▸ REQUIRED WORK
1 - Answer these questions from the U.S.–Canada trade text, one line each:
(a) Since what year has bilateral trade doubled?
(b) Which 2003 outbreak caused disruptions?
(c) What product is at the center of the long-running trade dispute?
2 - Reproduce the U.S.–Canada trade text word for word from "In addition, longstanding" up to and including "Prosperity Partnership (SPP)".

▸ TEXT SEGMENT
####

While border bottlenecks are due primarily to the doubling 
of bilateral trade since 1989, security measures after 
September 11, 2001 and disruptions related to the SARS 
outbreak in 2003 have contributed to a fear that trade gains 
may be at risk. 
 
-- The failure of a string of negotiations and litigation 
to put an end to a long-running trade dispute over softwood 
lumber, and accompanying irritations over the U.S. "Byrd 
Amendment." 
 
7.  On the U.S. side, we have expressed concern about a 
number of continuing or potential trade issues, including: 
 
-- Canadian failure to ratify and enforce key treaties 
protecting intellectual property rights, and weaknesses in 
enforcement of existing Canadian IPR protections; 
 
--supply management policies and other restrictions on 
agricultural trade; 
 
-- continuing regulatory divergence, especially in the food 
area, that force U.S. producers to set up separate 
production runs to sell in Canada. 
 
In addition, longstanding Canadian cultural restrictions on 
television and radio broadcasting, largely excluded from 
NAFTA coverage, continue to restrict the market for U.S. 
audiovisual exports. 
 
The Security and Prosperity Partnership (SPP)

####

▸ EXTRACTED INFORMATION
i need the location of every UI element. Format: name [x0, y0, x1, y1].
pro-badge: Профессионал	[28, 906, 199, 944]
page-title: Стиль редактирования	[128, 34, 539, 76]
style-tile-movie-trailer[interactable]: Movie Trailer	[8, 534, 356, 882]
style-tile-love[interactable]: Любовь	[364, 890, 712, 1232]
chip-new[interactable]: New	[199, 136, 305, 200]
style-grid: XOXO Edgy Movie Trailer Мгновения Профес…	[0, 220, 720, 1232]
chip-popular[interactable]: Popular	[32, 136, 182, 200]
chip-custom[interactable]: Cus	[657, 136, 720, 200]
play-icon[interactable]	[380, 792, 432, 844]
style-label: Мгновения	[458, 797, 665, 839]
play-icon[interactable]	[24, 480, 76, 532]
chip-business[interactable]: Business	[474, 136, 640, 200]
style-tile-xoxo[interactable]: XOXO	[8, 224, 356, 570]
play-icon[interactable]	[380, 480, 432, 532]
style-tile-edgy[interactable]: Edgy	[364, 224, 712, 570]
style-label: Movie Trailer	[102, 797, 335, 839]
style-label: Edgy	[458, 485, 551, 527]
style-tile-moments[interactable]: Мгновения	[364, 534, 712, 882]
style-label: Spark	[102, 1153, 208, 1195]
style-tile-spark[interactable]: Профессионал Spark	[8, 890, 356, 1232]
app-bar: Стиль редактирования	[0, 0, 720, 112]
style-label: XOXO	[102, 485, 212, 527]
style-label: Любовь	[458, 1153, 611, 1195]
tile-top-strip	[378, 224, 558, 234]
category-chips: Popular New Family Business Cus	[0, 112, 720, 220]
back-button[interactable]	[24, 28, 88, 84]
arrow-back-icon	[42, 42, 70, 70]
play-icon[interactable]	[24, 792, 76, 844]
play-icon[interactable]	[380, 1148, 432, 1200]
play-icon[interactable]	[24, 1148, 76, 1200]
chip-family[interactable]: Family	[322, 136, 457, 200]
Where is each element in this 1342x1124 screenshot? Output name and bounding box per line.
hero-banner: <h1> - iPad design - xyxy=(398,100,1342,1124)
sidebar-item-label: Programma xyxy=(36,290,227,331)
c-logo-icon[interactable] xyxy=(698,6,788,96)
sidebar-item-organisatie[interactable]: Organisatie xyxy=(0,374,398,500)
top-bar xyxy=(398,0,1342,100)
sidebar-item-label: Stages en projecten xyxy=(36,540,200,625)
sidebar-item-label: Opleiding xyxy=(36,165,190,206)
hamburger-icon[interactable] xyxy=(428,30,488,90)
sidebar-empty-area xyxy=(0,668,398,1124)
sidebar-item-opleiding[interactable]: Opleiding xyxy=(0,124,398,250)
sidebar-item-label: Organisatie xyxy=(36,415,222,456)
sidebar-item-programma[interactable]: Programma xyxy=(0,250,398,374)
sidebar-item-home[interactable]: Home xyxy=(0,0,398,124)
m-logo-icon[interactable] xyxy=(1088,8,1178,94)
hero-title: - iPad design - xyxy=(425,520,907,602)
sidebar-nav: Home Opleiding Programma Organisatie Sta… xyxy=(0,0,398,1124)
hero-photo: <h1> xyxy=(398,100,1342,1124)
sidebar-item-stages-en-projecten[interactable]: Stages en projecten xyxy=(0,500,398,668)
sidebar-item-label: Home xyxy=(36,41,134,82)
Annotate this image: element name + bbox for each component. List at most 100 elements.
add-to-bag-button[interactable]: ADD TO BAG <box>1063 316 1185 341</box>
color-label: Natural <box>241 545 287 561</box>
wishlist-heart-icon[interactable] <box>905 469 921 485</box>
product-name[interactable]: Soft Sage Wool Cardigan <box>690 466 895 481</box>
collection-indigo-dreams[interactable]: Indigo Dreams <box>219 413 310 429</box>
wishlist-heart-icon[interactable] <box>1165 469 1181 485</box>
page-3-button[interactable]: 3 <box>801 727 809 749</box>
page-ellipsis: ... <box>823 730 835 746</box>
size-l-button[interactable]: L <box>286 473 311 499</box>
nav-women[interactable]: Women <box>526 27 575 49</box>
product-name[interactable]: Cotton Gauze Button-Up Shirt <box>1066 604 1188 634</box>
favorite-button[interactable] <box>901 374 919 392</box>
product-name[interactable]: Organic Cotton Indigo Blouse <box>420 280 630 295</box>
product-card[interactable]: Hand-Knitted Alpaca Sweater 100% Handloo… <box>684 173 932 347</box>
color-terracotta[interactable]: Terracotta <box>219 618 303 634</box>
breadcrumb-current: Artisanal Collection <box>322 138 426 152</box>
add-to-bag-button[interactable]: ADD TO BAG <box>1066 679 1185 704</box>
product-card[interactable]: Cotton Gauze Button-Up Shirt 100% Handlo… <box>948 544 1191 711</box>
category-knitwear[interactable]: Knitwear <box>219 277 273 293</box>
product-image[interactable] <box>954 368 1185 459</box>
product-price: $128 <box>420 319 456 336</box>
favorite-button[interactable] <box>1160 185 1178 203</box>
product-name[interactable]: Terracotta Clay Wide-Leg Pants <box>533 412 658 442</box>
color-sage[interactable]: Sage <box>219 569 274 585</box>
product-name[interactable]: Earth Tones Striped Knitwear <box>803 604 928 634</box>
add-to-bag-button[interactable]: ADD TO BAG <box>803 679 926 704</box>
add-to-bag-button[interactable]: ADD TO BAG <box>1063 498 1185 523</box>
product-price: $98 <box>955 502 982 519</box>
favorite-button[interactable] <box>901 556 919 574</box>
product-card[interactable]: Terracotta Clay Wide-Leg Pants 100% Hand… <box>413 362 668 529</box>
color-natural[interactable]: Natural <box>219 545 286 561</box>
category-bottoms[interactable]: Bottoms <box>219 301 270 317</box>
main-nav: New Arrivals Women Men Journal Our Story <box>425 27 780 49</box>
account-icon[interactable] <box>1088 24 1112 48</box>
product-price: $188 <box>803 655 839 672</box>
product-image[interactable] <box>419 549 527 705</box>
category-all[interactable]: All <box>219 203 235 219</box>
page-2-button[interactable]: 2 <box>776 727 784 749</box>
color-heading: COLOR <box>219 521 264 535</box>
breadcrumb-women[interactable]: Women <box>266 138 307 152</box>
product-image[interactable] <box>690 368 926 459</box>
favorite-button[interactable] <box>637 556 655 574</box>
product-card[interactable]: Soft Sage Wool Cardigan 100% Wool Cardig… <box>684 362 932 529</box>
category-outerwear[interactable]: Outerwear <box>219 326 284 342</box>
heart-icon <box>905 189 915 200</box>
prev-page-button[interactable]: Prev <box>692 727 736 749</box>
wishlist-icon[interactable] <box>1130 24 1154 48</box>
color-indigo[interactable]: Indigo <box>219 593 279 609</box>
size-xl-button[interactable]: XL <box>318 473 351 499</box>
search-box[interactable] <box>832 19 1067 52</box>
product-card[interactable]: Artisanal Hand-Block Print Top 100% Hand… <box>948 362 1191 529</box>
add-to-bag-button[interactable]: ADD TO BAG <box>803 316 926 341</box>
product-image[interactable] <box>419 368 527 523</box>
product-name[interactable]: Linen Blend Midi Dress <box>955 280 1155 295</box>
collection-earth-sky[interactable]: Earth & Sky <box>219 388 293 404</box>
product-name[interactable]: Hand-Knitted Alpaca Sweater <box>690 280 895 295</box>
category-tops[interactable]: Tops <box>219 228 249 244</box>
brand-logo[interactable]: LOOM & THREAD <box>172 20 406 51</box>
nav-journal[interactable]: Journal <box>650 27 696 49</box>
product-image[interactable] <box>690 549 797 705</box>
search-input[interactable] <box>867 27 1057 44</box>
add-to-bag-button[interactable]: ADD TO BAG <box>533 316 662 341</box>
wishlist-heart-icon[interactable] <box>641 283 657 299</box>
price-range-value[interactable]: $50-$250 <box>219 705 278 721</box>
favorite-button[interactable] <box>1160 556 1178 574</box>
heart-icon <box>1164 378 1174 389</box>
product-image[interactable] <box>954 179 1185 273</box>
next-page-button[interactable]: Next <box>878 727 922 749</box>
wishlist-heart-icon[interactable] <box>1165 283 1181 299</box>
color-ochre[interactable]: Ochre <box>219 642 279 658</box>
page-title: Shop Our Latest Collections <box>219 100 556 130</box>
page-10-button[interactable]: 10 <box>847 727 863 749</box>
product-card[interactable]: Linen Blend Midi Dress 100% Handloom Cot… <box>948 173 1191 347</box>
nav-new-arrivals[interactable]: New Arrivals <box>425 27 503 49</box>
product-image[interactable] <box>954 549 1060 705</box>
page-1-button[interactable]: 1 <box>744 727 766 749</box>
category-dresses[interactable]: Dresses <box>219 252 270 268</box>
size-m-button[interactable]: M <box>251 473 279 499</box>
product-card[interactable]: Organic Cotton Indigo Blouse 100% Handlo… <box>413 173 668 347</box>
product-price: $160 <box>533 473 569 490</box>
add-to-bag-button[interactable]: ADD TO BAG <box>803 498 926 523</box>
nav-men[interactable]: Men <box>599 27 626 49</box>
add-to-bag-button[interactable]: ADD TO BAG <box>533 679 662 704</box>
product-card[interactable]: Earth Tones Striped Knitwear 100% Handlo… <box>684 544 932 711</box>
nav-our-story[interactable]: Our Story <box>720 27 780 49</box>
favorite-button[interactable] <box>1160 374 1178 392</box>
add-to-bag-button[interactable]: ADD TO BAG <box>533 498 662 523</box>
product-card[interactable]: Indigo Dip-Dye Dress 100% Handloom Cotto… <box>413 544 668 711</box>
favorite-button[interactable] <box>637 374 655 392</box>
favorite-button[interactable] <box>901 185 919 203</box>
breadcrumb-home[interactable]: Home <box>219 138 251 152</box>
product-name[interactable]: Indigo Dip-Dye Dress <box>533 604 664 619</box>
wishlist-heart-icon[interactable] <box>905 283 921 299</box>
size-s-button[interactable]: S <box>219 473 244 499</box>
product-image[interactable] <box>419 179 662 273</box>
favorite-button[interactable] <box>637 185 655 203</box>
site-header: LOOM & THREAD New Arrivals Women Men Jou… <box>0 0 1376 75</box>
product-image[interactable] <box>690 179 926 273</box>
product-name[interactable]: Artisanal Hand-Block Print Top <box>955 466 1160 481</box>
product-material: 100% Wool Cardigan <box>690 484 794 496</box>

####

▸ SOLUTIONS TO THE PROBLEMS
1 -
(a) 1989
(b) SARS
(c) Softwood lumber

2 -
In addition, longstanding Canadian cultural restrictions on 
television and radio broadcasting, largely excluded from 
NAFTA coverage, continue to restrict the market for U.S. 
audiovisual exports. 
 
The Security and Prosperity Partnership (SPP)